**Description of the task:** Locate every line in the listing below that contains the word "detached" and copy each of those lines in full.
----- Given data
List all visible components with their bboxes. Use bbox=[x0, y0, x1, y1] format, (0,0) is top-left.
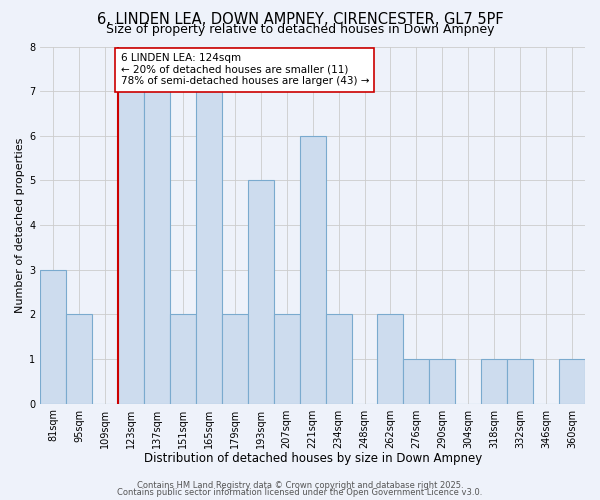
Bar bbox=[507, 359, 533, 404]
Bar bbox=[430, 359, 455, 404]
Bar bbox=[274, 314, 299, 404]
Y-axis label: Number of detached properties: Number of detached properties bbox=[15, 138, 25, 312]
Bar bbox=[326, 314, 352, 404]
Bar bbox=[196, 91, 222, 404]
Bar bbox=[559, 359, 585, 404]
Text: Contains HM Land Registry data © Crown copyright and database right 2025.: Contains HM Land Registry data © Crown c… bbox=[137, 480, 463, 490]
Bar bbox=[170, 314, 196, 404]
Bar bbox=[299, 136, 326, 404]
X-axis label: Distribution of detached houses by size in Down Ampney: Distribution of detached houses by size … bbox=[143, 452, 482, 465]
Text: 6, LINDEN LEA, DOWN AMPNEY, CIRENCESTER, GL7 5PF: 6, LINDEN LEA, DOWN AMPNEY, CIRENCESTER,… bbox=[97, 12, 503, 28]
Bar bbox=[40, 270, 66, 404]
Bar bbox=[222, 314, 248, 404]
Bar bbox=[481, 359, 507, 404]
Bar bbox=[118, 91, 144, 404]
Bar bbox=[66, 314, 92, 404]
Text: Contains public sector information licensed under the Open Government Licence v3: Contains public sector information licen… bbox=[118, 488, 482, 497]
Bar bbox=[403, 359, 430, 404]
Text: 6 LINDEN LEA: 124sqm
← 20% of detached houses are smaller (11)
78% of semi-detac: 6 LINDEN LEA: 124sqm ← 20% of detached h… bbox=[121, 53, 369, 86]
Bar bbox=[377, 314, 403, 404]
Bar bbox=[248, 180, 274, 404]
Bar bbox=[144, 91, 170, 404]
Text: Size of property relative to detached houses in Down Ampney: Size of property relative to detached ho… bbox=[106, 22, 494, 36]
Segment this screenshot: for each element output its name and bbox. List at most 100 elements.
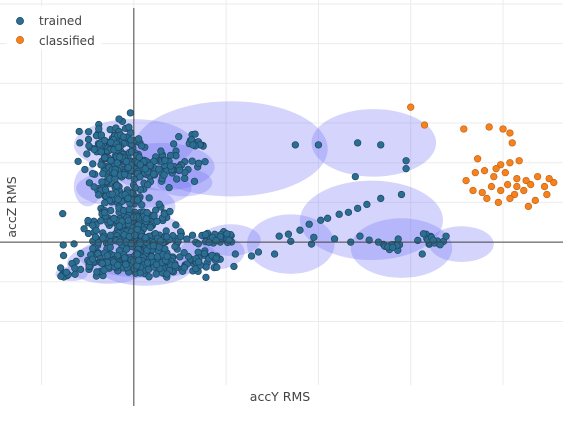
- point-trained: [98, 178, 106, 186]
- point-classified: [543, 190, 551, 199]
- point-trained: [314, 141, 323, 149]
- point-trained: [317, 216, 325, 224]
- point-classified: [527, 180, 535, 189]
- point-trained: [157, 147, 165, 155]
- point-trained: [84, 128, 93, 136]
- point-trained: [149, 242, 157, 250]
- point-classified: [497, 161, 505, 169]
- point-trained: [125, 205, 133, 214]
- point-classified: [501, 169, 509, 177]
- point-trained: [180, 264, 189, 272]
- point-trained: [270, 250, 279, 258]
- point-classified: [480, 167, 489, 175]
- point-classified: [478, 188, 486, 197]
- point-trained: [180, 249, 188, 257]
- legend[interactable]: trained classified: [6, 6, 102, 50]
- point-trained: [194, 248, 202, 256]
- point-classified: [471, 169, 479, 177]
- point-trained: [436, 241, 444, 249]
- point-trained: [90, 145, 98, 154]
- point-classified: [531, 196, 539, 205]
- point-trained: [191, 130, 199, 138]
- point-trained: [131, 231, 139, 239]
- point-trained: [133, 250, 141, 259]
- point-trained: [150, 170, 158, 178]
- point-trained: [124, 216, 132, 225]
- point-trained: [190, 177, 199, 186]
- point-trained: [377, 194, 385, 203]
- point-trained: [122, 260, 130, 269]
- point-trained: [275, 232, 283, 240]
- point-trained: [212, 236, 220, 245]
- ellipse-region: [311, 109, 437, 177]
- point-trained: [419, 230, 428, 238]
- point-trained: [402, 165, 410, 173]
- point-trained: [76, 249, 85, 258]
- point-classified: [515, 157, 523, 165]
- point-trained: [127, 148, 136, 156]
- point-trained: [84, 135, 93, 144]
- point-trained: [150, 212, 158, 220]
- point-classified: [513, 182, 521, 191]
- point-trained: [124, 163, 132, 172]
- point-trained: [126, 109, 135, 117]
- point-classified: [506, 129, 514, 137]
- point-trained: [85, 179, 94, 187]
- point-trained: [141, 165, 149, 173]
- point-trained: [121, 254, 129, 262]
- point-trained: [134, 135, 143, 143]
- point-trained: [160, 171, 168, 179]
- legend-item-classified[interactable]: classified: [16, 34, 95, 48]
- point-trained: [173, 175, 181, 183]
- point-trained: [101, 199, 109, 207]
- point-trained: [166, 151, 175, 160]
- point-classified: [513, 174, 521, 183]
- point-trained: [363, 200, 371, 209]
- point-trained: [144, 181, 152, 189]
- point-trained: [75, 127, 83, 136]
- point-classified: [494, 198, 503, 207]
- point-trained: [81, 165, 89, 174]
- legend-item-trained[interactable]: trained: [16, 14, 82, 28]
- point-classified: [540, 182, 549, 191]
- point-trained: [330, 235, 339, 243]
- point-trained: [156, 237, 165, 245]
- point-trained: [70, 240, 78, 248]
- point-trained: [119, 133, 128, 141]
- point-trained: [163, 233, 171, 241]
- point-trained: [97, 161, 105, 169]
- point-trained: [115, 115, 123, 123]
- point-trained: [111, 175, 119, 183]
- y-axis-label: accZ RMS: [4, 176, 19, 237]
- point-classified: [462, 176, 470, 185]
- point-trained: [90, 183, 98, 191]
- point-trained: [83, 150, 91, 158]
- point-classified: [506, 194, 514, 203]
- point-classified: [520, 186, 528, 195]
- point-trained: [247, 252, 256, 260]
- point-trained: [122, 245, 131, 253]
- point-trained: [115, 222, 124, 230]
- point-trained: [110, 169, 118, 177]
- point-classified: [469, 186, 477, 195]
- point-trained: [296, 226, 304, 234]
- point-classified: [510, 190, 519, 199]
- point-trained: [107, 157, 115, 165]
- point-trained: [172, 221, 180, 229]
- point-trained: [287, 237, 295, 245]
- point-trained: [170, 140, 178, 148]
- point-trained: [202, 263, 210, 271]
- point-trained: [113, 181, 121, 190]
- point-trained: [163, 270, 171, 278]
- point-classified: [503, 180, 512, 189]
- point-trained: [98, 259, 106, 268]
- point-classified: [473, 155, 482, 163]
- point-trained: [155, 200, 163, 208]
- point-classified: [407, 103, 415, 111]
- point-trained: [114, 143, 123, 151]
- point-trained: [166, 162, 175, 170]
- point-trained: [171, 261, 179, 270]
- point-classified: [499, 125, 507, 133]
- point-trained: [188, 157, 196, 165]
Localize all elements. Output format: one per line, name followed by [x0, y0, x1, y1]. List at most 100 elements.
----------
**Exercise answer:**
Y-axis label: Number of detached properties: Number of detached properties bbox=[15, 138, 25, 312]
X-axis label: Distribution of detached houses by size in Down Ampney: Distribution of detached houses by size … bbox=[143, 452, 482, 465]
← 20% of detached houses are smaller (11)
78% of semi-detac: 6 LINDEN LEA: 124sqm ← 20% of detached h… bbox=[121, 53, 369, 86]
Text: Size of property relative to detached houses in Down Ampney: Size of property relative to detached ho… bbox=[106, 22, 494, 36]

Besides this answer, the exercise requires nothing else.